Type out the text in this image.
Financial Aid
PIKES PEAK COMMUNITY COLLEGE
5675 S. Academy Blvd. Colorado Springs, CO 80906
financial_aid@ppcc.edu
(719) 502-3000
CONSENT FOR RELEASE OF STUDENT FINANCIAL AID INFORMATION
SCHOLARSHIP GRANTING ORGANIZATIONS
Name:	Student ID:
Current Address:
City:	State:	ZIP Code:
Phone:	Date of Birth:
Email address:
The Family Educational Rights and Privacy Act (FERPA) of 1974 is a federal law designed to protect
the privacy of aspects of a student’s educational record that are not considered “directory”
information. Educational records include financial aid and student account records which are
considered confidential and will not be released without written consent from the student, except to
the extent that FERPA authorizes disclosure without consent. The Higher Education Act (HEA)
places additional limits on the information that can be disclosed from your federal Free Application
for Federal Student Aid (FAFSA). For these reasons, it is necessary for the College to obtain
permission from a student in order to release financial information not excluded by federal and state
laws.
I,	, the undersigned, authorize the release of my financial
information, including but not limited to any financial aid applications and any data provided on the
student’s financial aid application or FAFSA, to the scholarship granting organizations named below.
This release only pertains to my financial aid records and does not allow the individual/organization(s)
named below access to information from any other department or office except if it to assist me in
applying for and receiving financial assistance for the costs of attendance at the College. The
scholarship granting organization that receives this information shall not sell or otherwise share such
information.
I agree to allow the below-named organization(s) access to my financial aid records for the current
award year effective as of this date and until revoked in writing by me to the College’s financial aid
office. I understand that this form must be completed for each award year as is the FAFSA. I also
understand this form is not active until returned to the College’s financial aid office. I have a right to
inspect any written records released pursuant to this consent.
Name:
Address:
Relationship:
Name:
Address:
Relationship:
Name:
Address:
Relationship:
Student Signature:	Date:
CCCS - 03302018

::::

Lines that hold "until" are the ones to copy; find all of them.

**Expected output**
award year effective as of this date and until revoked in writing by me to the College’s financial aid
understand this form is not active until returned to the College’s financial aid office. I have a right to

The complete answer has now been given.